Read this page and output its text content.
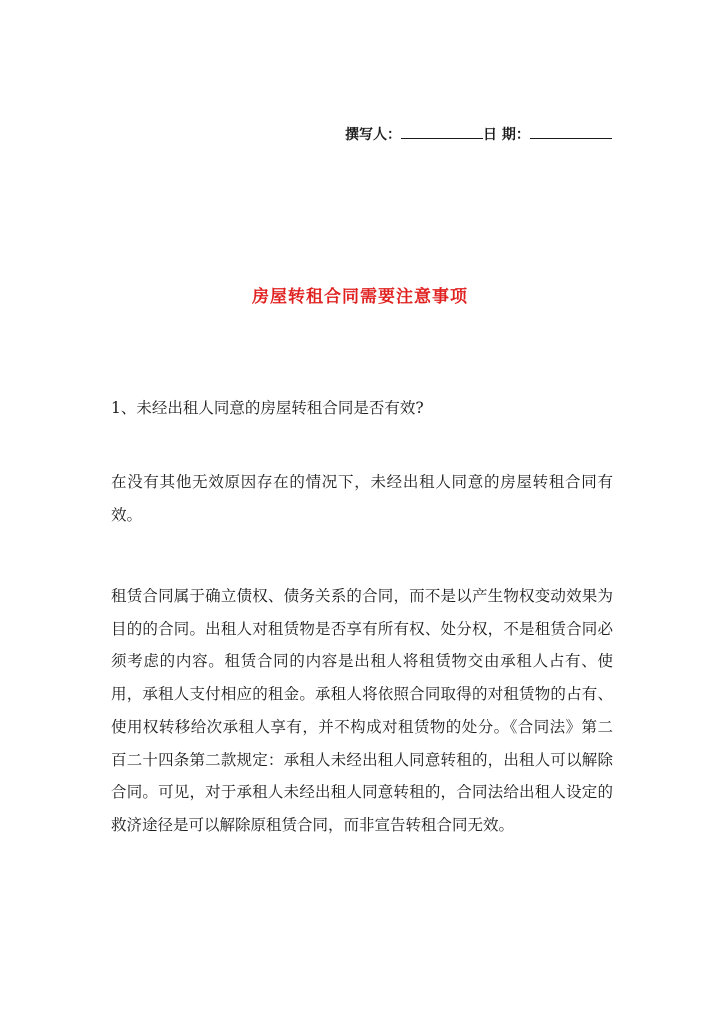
撰写人：	日 期：
房屋转租合同需要注意事项
1、未经出租人同意的房屋转租合同是否有效?
在没有其他无效原因存在的情况下，未经出租人同意的房屋转租合同有效。
租赁合同属于确立债权、债务关系的合同，而不是以产生物权变动效果为目的的合同。出租人对租赁物是否享有所有权、处分权，不是租赁合同必须考虑的内容。租赁合同的内容是出租人将租赁物交由承租人占有、使用，承租人支付相应的租金。承租人将依照合同取得的对租赁物的占有、使用权转移给次承租人享有，并不构成对租赁物的处分。《合同法》第二百二十四条第二款规定：承租人未经出租人同意转租的，出租人可以解除合同。可见，对于承租人未经出租人同意转租的，合同法给出租人设定的救济途径是可以解除原租赁合同，而非宣告转租合同无效。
=-=-=-=-=
[SHORT PROBLEM]: Copy the records above exactly, omitting every picture.

[EXPECTED OUTPUT]:
Read this page and output its text content.
撰写人：	日 期：
房屋转租合同需要注意事项
1、未经出租人同意的房屋转租合同是否有效?
在没有其他无效原因存在的情况下，未经出租人同意的房屋转租合同有效。
租赁合同属于确立债权、债务关系的合同，而不是以产生物权变动效果为目的的合同。出租人对租赁物是否享有所有权、处分权，不是租赁合同必须考虑的内容。租赁合同的内容是出租人将租赁物交由承租人占有、使用，承租人支付相应的租金。承租人将依照合同取得的对租赁物的占有、使用权转移给次承租人享有，并不构成对租赁物的处分。《合同法》第二百二十四条第二款规定：承租人未经出租人同意转租的，出租人可以解除合同。可见，对于承租人未经出租人同意转租的，合同法给出租人设定的救济途径是可以解除原租赁合同，而非宣告转租合同无效。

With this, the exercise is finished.